Items

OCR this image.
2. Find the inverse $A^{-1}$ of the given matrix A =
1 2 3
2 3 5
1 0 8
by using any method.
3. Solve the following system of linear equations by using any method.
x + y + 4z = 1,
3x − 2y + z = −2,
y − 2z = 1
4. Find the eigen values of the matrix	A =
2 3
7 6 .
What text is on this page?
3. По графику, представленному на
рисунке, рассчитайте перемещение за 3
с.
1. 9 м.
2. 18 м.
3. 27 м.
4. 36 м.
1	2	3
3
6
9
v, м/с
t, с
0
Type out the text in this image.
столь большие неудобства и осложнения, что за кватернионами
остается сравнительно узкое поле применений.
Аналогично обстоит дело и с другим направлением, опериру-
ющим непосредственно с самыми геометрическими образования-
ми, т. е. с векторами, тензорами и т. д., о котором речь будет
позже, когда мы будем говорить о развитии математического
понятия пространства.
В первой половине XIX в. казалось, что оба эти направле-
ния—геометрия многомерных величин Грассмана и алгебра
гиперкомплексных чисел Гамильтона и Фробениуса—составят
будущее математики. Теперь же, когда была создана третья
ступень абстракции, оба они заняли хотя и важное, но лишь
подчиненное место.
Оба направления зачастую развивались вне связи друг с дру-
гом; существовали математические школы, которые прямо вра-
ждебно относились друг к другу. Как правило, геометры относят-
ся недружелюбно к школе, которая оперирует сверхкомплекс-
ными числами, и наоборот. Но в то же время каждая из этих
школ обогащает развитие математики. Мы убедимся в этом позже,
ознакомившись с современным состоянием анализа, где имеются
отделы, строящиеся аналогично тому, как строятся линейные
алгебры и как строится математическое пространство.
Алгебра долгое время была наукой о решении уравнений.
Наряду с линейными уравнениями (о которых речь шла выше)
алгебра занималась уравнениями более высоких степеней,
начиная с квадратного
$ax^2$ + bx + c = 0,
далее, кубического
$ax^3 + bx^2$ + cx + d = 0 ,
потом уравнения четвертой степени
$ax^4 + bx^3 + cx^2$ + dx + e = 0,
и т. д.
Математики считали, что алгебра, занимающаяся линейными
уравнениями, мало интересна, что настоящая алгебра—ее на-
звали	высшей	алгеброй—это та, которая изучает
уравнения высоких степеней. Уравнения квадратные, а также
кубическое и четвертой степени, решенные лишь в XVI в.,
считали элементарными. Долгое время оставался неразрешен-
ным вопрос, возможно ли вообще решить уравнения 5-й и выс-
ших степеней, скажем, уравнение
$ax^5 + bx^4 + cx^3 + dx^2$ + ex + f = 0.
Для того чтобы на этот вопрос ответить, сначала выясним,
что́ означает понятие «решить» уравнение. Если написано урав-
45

What you have to do
Copy exactly the lines from the one containing "Type out the text in this image." through the last line of the records, both included, and nothing else.

Exercise output
Type out the text in this image.
столь большие неудобства и осложнения, что за кватернионами
остается сравнительно узкое поле применений.
Аналогично обстоит дело и с другим направлением, опериру-
ющим непосредственно с самыми геометрическими образования-
ми, т. е. с векторами, тензорами и т. д., о котором речь будет
позже, когда мы будем говорить о развитии математического
понятия пространства.
В первой половине XIX в. казалось, что оба эти направле-
ния—геометрия многомерных величин Грассмана и алгебра
гиперкомплексных чисел Гамильтона и Фробениуса—составят
будущее математики. Теперь же, когда была создана третья
ступень абстракции, оба они заняли хотя и важное, но лишь
подчиненное место.
Оба направления зачастую развивались вне связи друг с дру-
гом; существовали математические школы, которые прямо вра-
ждебно относились друг к другу. Как правило, геометры относят-
ся недружелюбно к школе, которая оперирует сверхкомплекс-
ными числами, и наоборот. Но в то же время каждая из этих
школ обогащает развитие математики. Мы убедимся в этом позже,
ознакомившись с современным состоянием анализа, где имеются
отделы, строящиеся аналогично тому, как строятся линейные
алгебры и как строится математическое пространство.
Алгебра долгое время была наукой о решении уравнений.
Наряду с линейными уравнениями (о которых речь шла выше)
алгебра занималась уравнениями более высоких степеней,
начиная с квадратного
$ax^2$ + bx + c = 0,
далее, кубического
$ax^3 + bx^2$ + cx + d = 0 ,
потом уравнения четвертой степени
$ax^4 + bx^3 + cx^2$ + dx + e = 0,
и т. д.
Математики считали, что алгебра, занимающаяся линейными
уравнениями, мало интересна, что настоящая алгебра—ее на-
звали	высшей	алгеброй—это та, которая изучает
уравнения высоких степеней. Уравнения квадратные, а также
кубическое и четвертой степени, решенные лишь в XVI в.,
считали элементарными. Долгое время оставался неразрешен-
ным вопрос, возможно ли вообще решить уравнения 5-й и выс-
ших степеней, скажем, уравнение
$ax^5 + bx^4 + cx^3 + dx^2$ + ex + f = 0.
Для того чтобы на этот вопрос ответить, сначала выясним,
что́ означает понятие «решить» уравнение. Если написано урав-
45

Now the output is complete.